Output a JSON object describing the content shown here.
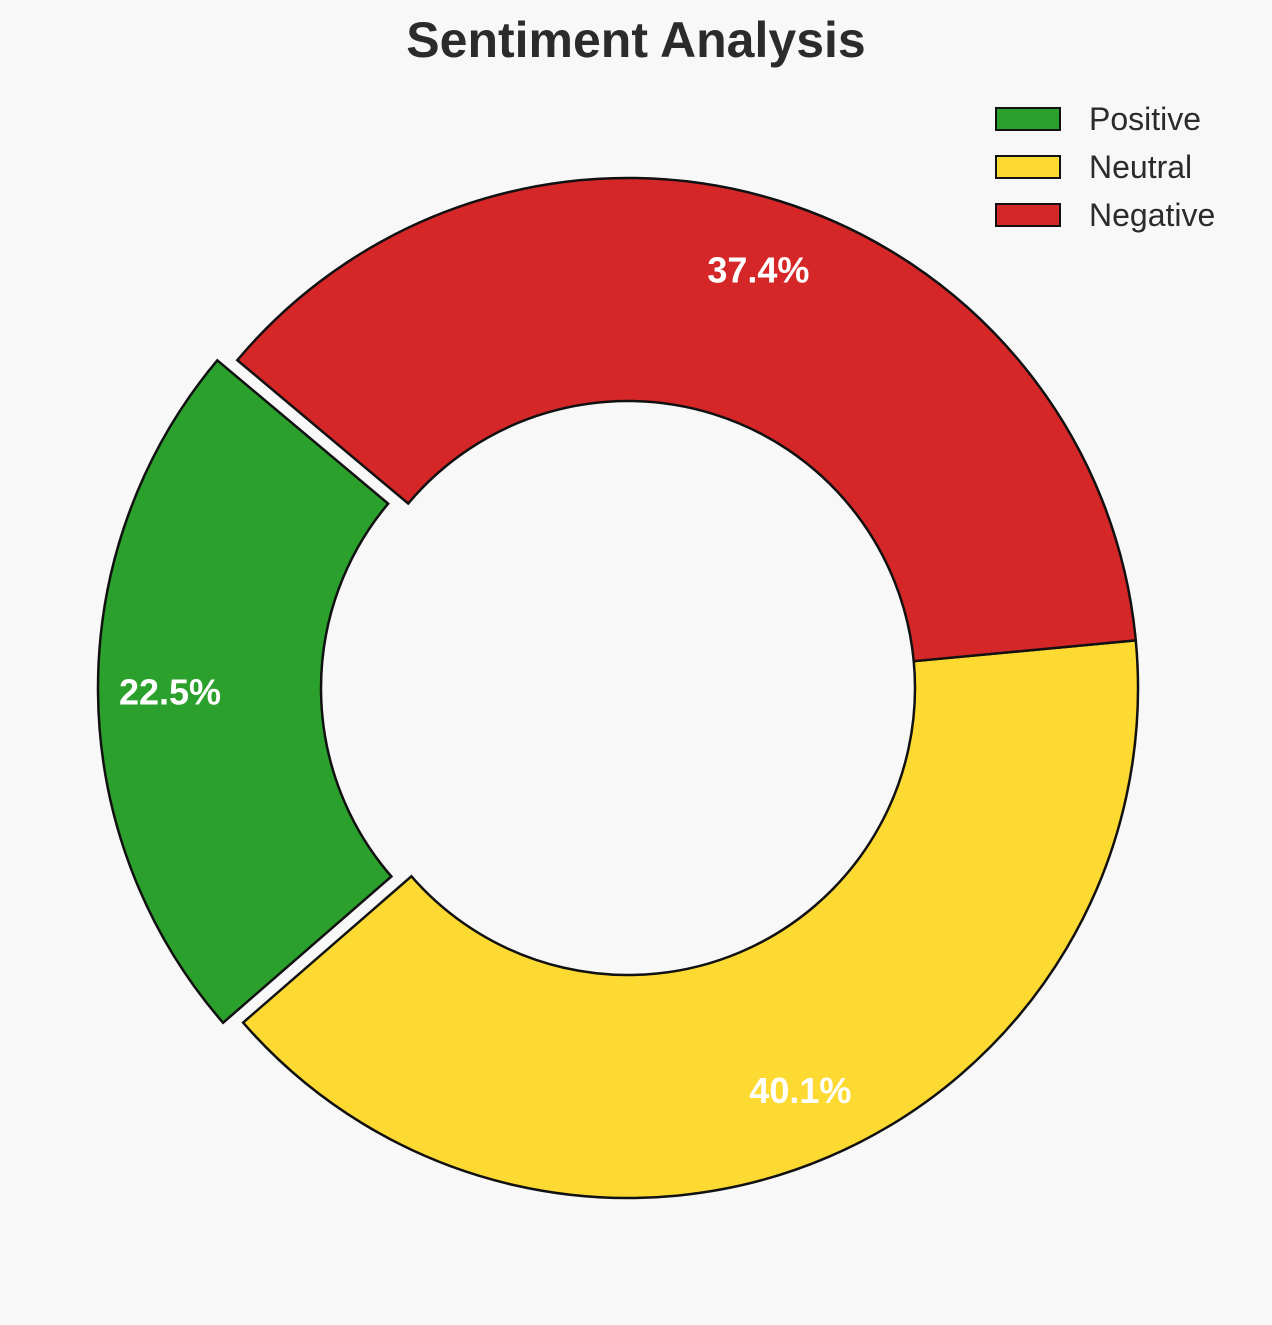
{
  "chart_data": {
    "type": "pie",
    "variant": "donut",
    "title": "Sentiment Analysis",
    "legend_position": "top-right",
    "slices": [
      {
        "name": "Positive",
        "value": 22.5,
        "label": "22.5%",
        "color": "#2ca02c",
        "exploded": true
      },
      {
        "name": "Neutral",
        "value": 40.1,
        "label": "40.1%",
        "color": "#fdda32",
        "exploded": false
      },
      {
        "name": "Negative",
        "value": 37.4,
        "label": "37.4%",
        "color": "#d62728",
        "exploded": false
      }
    ],
    "label_color": "#ffffff",
    "edge_color": "#111111",
    "background": "#f8f8f8"
  }
}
⁂
**EXERCISE DESCRIPTION**
Images do not belong in the copy; reproduce all other parts of the records above verbatim.

**OUTPUT OF THE TASK**
Output a JSON object describing the content shown here.
{
  "chart_data": {
    "type": "pie",
    "variant": "donut",
    "title": "Sentiment Analysis",
    "legend_position": "top-right",
    "slices": [
      {
        "name": "Positive",
        "value": 22.5,
        "label": "22.5%",
        "color": "#2ca02c",
        "exploded": true
      },
      {
        "name": "Neutral",
        "value": 40.1,
        "label": "40.1%",
        "color": "#fdda32",
        "exploded": false
      },
      {
        "name": "Negative",
        "value": 37.4,
        "label": "37.4%",
        "color": "#d62728",
        "exploded": false
      }
    ],
    "label_color": "#ffffff",
    "edge_color": "#111111",
    "background": "#f8f8f8"
  }
}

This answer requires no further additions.